• _Exercise details_
Look through the data and write out every line with the word "JSON" in it.

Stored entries
····················

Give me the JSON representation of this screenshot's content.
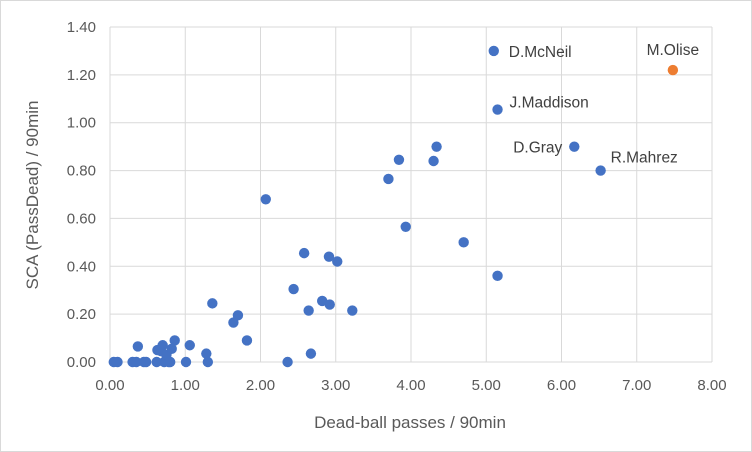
{
  "chart_data": {
    "type": "scatter",
    "title": "",
    "xlabel": "Dead-ball passes / 90min",
    "ylabel": "SCA (PassDead) / 90min",
    "xlim": [
      0,
      8
    ],
    "ylim": [
      0,
      1.4
    ],
    "x_ticks": [
      "0.00",
      "1.00",
      "2.00",
      "3.00",
      "4.00",
      "5.00",
      "6.00",
      "7.00",
      "8.00"
    ],
    "y_ticks": [
      "0.00",
      "0.20",
      "0.40",
      "0.60",
      "0.80",
      "1.00",
      "1.20",
      "1.40"
    ],
    "grid": "vertical and horizontal major gridlines",
    "legend": "none",
    "colors": {
      "default": "#4472C4",
      "highlight": "#ED7D31"
    },
    "series": [
      {
        "color": "#4472C4",
        "points": [
          {
            "x": 0.05,
            "y": 0.0
          },
          {
            "x": 0.1,
            "y": 0.0
          },
          {
            "x": 0.3,
            "y": 0.0
          },
          {
            "x": 0.35,
            "y": 0.0
          },
          {
            "x": 0.37,
            "y": 0.065
          },
          {
            "x": 0.45,
            "y": 0.0
          },
          {
            "x": 0.48,
            "y": 0.0
          },
          {
            "x": 0.62,
            "y": 0.0
          },
          {
            "x": 0.63,
            "y": 0.05
          },
          {
            "x": 0.68,
            "y": 0.045
          },
          {
            "x": 0.7,
            "y": 0.07
          },
          {
            "x": 0.72,
            "y": 0.0
          },
          {
            "x": 0.75,
            "y": 0.03
          },
          {
            "x": 0.78,
            "y": 0.0
          },
          {
            "x": 0.8,
            "y": 0.0
          },
          {
            "x": 0.82,
            "y": 0.055
          },
          {
            "x": 0.86,
            "y": 0.09
          },
          {
            "x": 1.01,
            "y": 0.0
          },
          {
            "x": 1.06,
            "y": 0.07
          },
          {
            "x": 1.28,
            "y": 0.035
          },
          {
            "x": 1.3,
            "y": 0.0
          },
          {
            "x": 1.36,
            "y": 0.245
          },
          {
            "x": 1.64,
            "y": 0.165
          },
          {
            "x": 1.7,
            "y": 0.195
          },
          {
            "x": 1.82,
            "y": 0.09
          },
          {
            "x": 2.07,
            "y": 0.68
          },
          {
            "x": 2.36,
            "y": 0.0
          },
          {
            "x": 2.44,
            "y": 0.305
          },
          {
            "x": 2.58,
            "y": 0.455
          },
          {
            "x": 2.64,
            "y": 0.215
          },
          {
            "x": 2.67,
            "y": 0.035
          },
          {
            "x": 2.82,
            "y": 0.255
          },
          {
            "x": 2.91,
            "y": 0.44
          },
          {
            "x": 2.92,
            "y": 0.24
          },
          {
            "x": 3.02,
            "y": 0.42
          },
          {
            "x": 3.22,
            "y": 0.215
          },
          {
            "x": 3.7,
            "y": 0.765
          },
          {
            "x": 3.84,
            "y": 0.845
          },
          {
            "x": 3.93,
            "y": 0.565
          },
          {
            "x": 4.3,
            "y": 0.84
          },
          {
            "x": 4.34,
            "y": 0.9
          },
          {
            "x": 4.7,
            "y": 0.5
          },
          {
            "x": 5.15,
            "y": 0.36
          }
        ]
      },
      {
        "color": "#4472C4",
        "labeled_points": [
          {
            "x": 5.1,
            "y": 1.3,
            "label": "D.McNeil"
          },
          {
            "x": 5.15,
            "y": 1.055,
            "label": "J.Maddison"
          },
          {
            "x": 6.17,
            "y": 0.9,
            "label": "D.Gray"
          },
          {
            "x": 6.52,
            "y": 0.8,
            "label": "R.Mahrez"
          }
        ]
      },
      {
        "color": "#ED7D31",
        "labeled_points": [
          {
            "x": 7.48,
            "y": 1.22,
            "label": "M.Olise"
          }
        ]
      }
    ]
  }
}
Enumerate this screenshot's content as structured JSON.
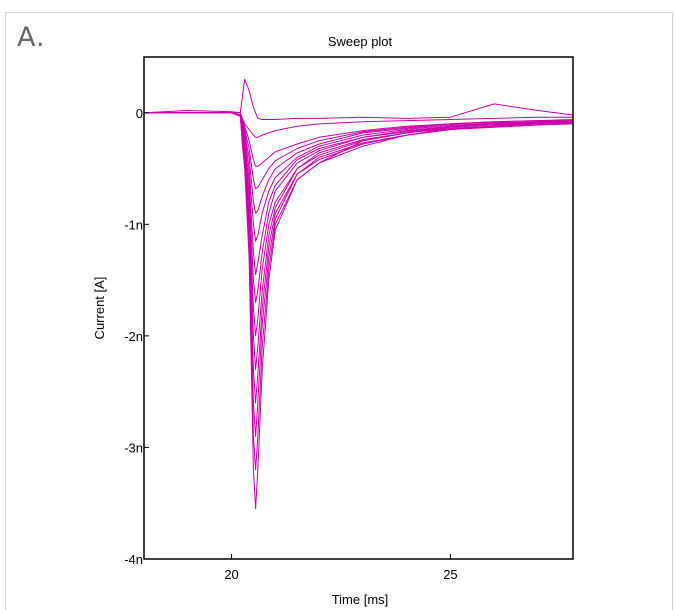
{
  "panel_label": "A.",
  "chart_data": {
    "type": "line",
    "title": "Sweep plot",
    "xlabel": "Time [ms]",
    "ylabel": "Current [A]",
    "xlim": [
      18,
      27.8
    ],
    "ylim": [
      -4,
      0.5
    ],
    "x_ticks": [
      {
        "value": 20,
        "label": "20"
      },
      {
        "value": 25,
        "label": "25"
      }
    ],
    "y_ticks": [
      {
        "value": 0,
        "label": "0"
      },
      {
        "value": -1,
        "label": "-1n"
      },
      {
        "value": -2,
        "label": "-2n"
      },
      {
        "value": -3,
        "label": "-3n"
      },
      {
        "value": -4,
        "label": "-4n"
      }
    ],
    "y_unit": "nA",
    "grid": false,
    "legend": "none",
    "series_color": "#cc00aa",
    "series": [
      {
        "x": [
          18,
          19,
          20,
          20.2,
          20.25,
          20.3,
          20.4,
          20.5,
          20.55,
          20.6,
          20.7,
          20.85,
          21,
          21.5,
          22,
          23,
          24,
          25,
          26,
          27,
          27.8
        ],
        "values": [
          0,
          0,
          0,
          -0.03,
          -0.3,
          -0.5,
          -1.3,
          -3.2,
          -3.55,
          -3.2,
          -2.3,
          -1.5,
          -1.05,
          -0.6,
          -0.45,
          -0.25,
          -0.18,
          -0.12,
          -0.1,
          -0.08,
          -0.08
        ]
      },
      {
        "x": [
          18,
          19,
          20,
          20.2,
          20.25,
          20.3,
          20.4,
          20.5,
          20.55,
          20.6,
          20.7,
          20.85,
          21,
          21.5,
          22,
          23,
          24,
          25,
          26,
          27,
          27.8
        ],
        "values": [
          0,
          0,
          0,
          -0.03,
          -0.25,
          -0.45,
          -1.2,
          -2.9,
          -3.2,
          -2.9,
          -2.1,
          -1.4,
          -1.0,
          -0.6,
          -0.45,
          -0.3,
          -0.2,
          -0.14,
          -0.12,
          -0.1,
          -0.08
        ]
      },
      {
        "x": [
          18,
          19,
          20,
          20.2,
          20.25,
          20.3,
          20.4,
          20.5,
          20.55,
          20.6,
          20.7,
          20.85,
          21,
          21.5,
          22,
          23,
          24,
          25,
          26,
          27,
          27.8
        ],
        "values": [
          0,
          0,
          0,
          -0.02,
          -0.25,
          -0.4,
          -1.1,
          -2.6,
          -2.9,
          -2.6,
          -1.9,
          -1.3,
          -0.95,
          -0.55,
          -0.42,
          -0.28,
          -0.2,
          -0.15,
          -0.12,
          -0.1,
          -0.09
        ]
      },
      {
        "x": [
          18,
          19,
          20,
          20.2,
          20.25,
          20.3,
          20.4,
          20.5,
          20.55,
          20.6,
          20.7,
          20.85,
          21,
          21.5,
          22,
          23,
          24,
          25,
          26,
          27,
          27.8
        ],
        "values": [
          0,
          0,
          0,
          -0.02,
          -0.2,
          -0.4,
          -1.0,
          -2.3,
          -2.6,
          -2.35,
          -1.75,
          -1.2,
          -0.9,
          -0.55,
          -0.4,
          -0.27,
          -0.2,
          -0.15,
          -0.13,
          -0.11,
          -0.1
        ]
      },
      {
        "x": [
          18,
          19,
          20,
          20.2,
          20.25,
          20.3,
          20.4,
          20.5,
          20.55,
          20.6,
          20.7,
          20.85,
          21,
          21.5,
          22,
          23,
          24,
          25,
          26,
          27,
          27.8
        ],
        "values": [
          0,
          0,
          0,
          -0.02,
          -0.2,
          -0.35,
          -0.9,
          -2.0,
          -2.3,
          -2.1,
          -1.6,
          -1.1,
          -0.85,
          -0.5,
          -0.38,
          -0.25,
          -0.18,
          -0.14,
          -0.12,
          -0.1,
          -0.1
        ]
      },
      {
        "x": [
          18,
          19,
          20,
          20.2,
          20.25,
          20.3,
          20.4,
          20.5,
          20.55,
          20.6,
          20.7,
          20.85,
          21,
          21.5,
          22,
          23,
          24,
          25,
          26,
          27,
          27.8
        ],
        "values": [
          0,
          0,
          0,
          -0.02,
          -0.15,
          -0.3,
          -0.8,
          -1.75,
          -2.0,
          -1.85,
          -1.4,
          -1.0,
          -0.8,
          -0.5,
          -0.36,
          -0.24,
          -0.18,
          -0.13,
          -0.11,
          -0.1,
          -0.09
        ]
      },
      {
        "x": [
          18,
          19,
          20,
          20.2,
          20.25,
          20.3,
          20.4,
          20.5,
          20.55,
          20.6,
          20.7,
          20.85,
          21,
          21.5,
          22,
          23,
          24,
          25,
          26,
          27,
          27.8
        ],
        "values": [
          0,
          0,
          0,
          -0.02,
          -0.15,
          -0.3,
          -0.7,
          -1.5,
          -1.7,
          -1.6,
          -1.25,
          -0.9,
          -0.7,
          -0.45,
          -0.34,
          -0.22,
          -0.17,
          -0.12,
          -0.1,
          -0.1,
          -0.08
        ]
      },
      {
        "x": [
          18,
          19,
          20,
          20.2,
          20.25,
          20.3,
          20.4,
          20.5,
          20.55,
          20.6,
          20.7,
          20.85,
          21,
          21.5,
          22,
          23,
          24,
          25,
          26,
          27,
          27.8
        ],
        "values": [
          0,
          0,
          0,
          -0.02,
          -0.12,
          -0.25,
          -0.6,
          -1.25,
          -1.45,
          -1.35,
          -1.1,
          -0.8,
          -0.65,
          -0.42,
          -0.32,
          -0.22,
          -0.16,
          -0.12,
          -0.1,
          -0.09,
          -0.08
        ]
      },
      {
        "x": [
          18,
          19,
          20,
          20.2,
          20.25,
          20.3,
          20.4,
          20.5,
          20.55,
          20.6,
          20.7,
          20.85,
          21,
          21.5,
          22,
          23,
          24,
          25,
          26,
          27,
          27.8
        ],
        "values": [
          0,
          0,
          0,
          -0.02,
          -0.1,
          -0.2,
          -0.5,
          -1.0,
          -1.15,
          -1.1,
          -0.9,
          -0.7,
          -0.58,
          -0.4,
          -0.3,
          -0.2,
          -0.15,
          -0.11,
          -0.1,
          -0.08,
          -0.08
        ]
      },
      {
        "x": [
          18,
          19,
          20,
          20.2,
          20.25,
          20.3,
          20.4,
          20.5,
          20.55,
          20.6,
          20.7,
          20.85,
          21,
          21.5,
          22,
          23,
          24,
          25,
          26,
          27,
          27.8
        ],
        "values": [
          0,
          0,
          0,
          -0.02,
          -0.1,
          -0.18,
          -0.4,
          -0.8,
          -0.9,
          -0.88,
          -0.75,
          -0.6,
          -0.5,
          -0.36,
          -0.28,
          -0.18,
          -0.14,
          -0.1,
          -0.09,
          -0.08,
          -0.07
        ]
      },
      {
        "x": [
          18,
          19,
          20,
          20.2,
          20.25,
          20.3,
          20.4,
          20.5,
          20.55,
          20.6,
          20.7,
          20.85,
          21,
          21.5,
          22,
          23,
          24,
          25,
          26,
          27,
          27.8
        ],
        "values": [
          0,
          0,
          0,
          -0.02,
          -0.08,
          -0.15,
          -0.32,
          -0.6,
          -0.68,
          -0.67,
          -0.6,
          -0.5,
          -0.43,
          -0.32,
          -0.25,
          -0.17,
          -0.13,
          -0.1,
          -0.08,
          -0.07,
          -0.07
        ]
      },
      {
        "x": [
          18,
          19,
          20,
          20.2,
          20.25,
          20.3,
          20.4,
          20.5,
          20.55,
          20.6,
          20.7,
          20.85,
          21,
          21.5,
          22,
          23,
          24,
          25,
          26,
          27,
          27.8
        ],
        "values": [
          0,
          0,
          0,
          -0.02,
          -0.06,
          -0.12,
          -0.25,
          -0.42,
          -0.48,
          -0.48,
          -0.45,
          -0.4,
          -0.35,
          -0.28,
          -0.22,
          -0.16,
          -0.12,
          -0.1,
          -0.08,
          -0.07,
          -0.06
        ]
      },
      {
        "x": [
          18,
          19,
          20,
          20.2,
          20.25,
          20.3,
          20.4,
          20.5,
          20.55,
          20.6,
          20.7,
          20.85,
          21,
          21.5,
          22,
          23,
          24,
          25,
          26,
          27,
          27.8
        ],
        "values": [
          0,
          0,
          0,
          0,
          0.15,
          0.3,
          0.2,
          0.05,
          0,
          -0.05,
          -0.06,
          -0.06,
          -0.06,
          -0.05,
          -0.05,
          -0.04,
          -0.05,
          -0.04,
          0.08,
          0.02,
          -0.02
        ]
      },
      {
        "x": [
          18,
          19,
          20,
          20.2,
          20.25,
          20.3,
          20.4,
          20.5,
          20.55,
          20.6,
          20.7,
          20.85,
          21,
          21.5,
          22,
          23,
          24,
          25,
          26,
          27,
          27.8
        ],
        "values": [
          0,
          0.02,
          0.01,
          0,
          -0.05,
          -0.1,
          -0.15,
          -0.2,
          -0.22,
          -0.22,
          -0.2,
          -0.18,
          -0.16,
          -0.12,
          -0.1,
          -0.08,
          -0.07,
          -0.06,
          -0.05,
          -0.04,
          -0.04
        ]
      }
    ]
  }
}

····················

• _Exercise solution_
Give me the JSON representation of this screenshot's content.
Enumerate this screenshot's content as structured JSON.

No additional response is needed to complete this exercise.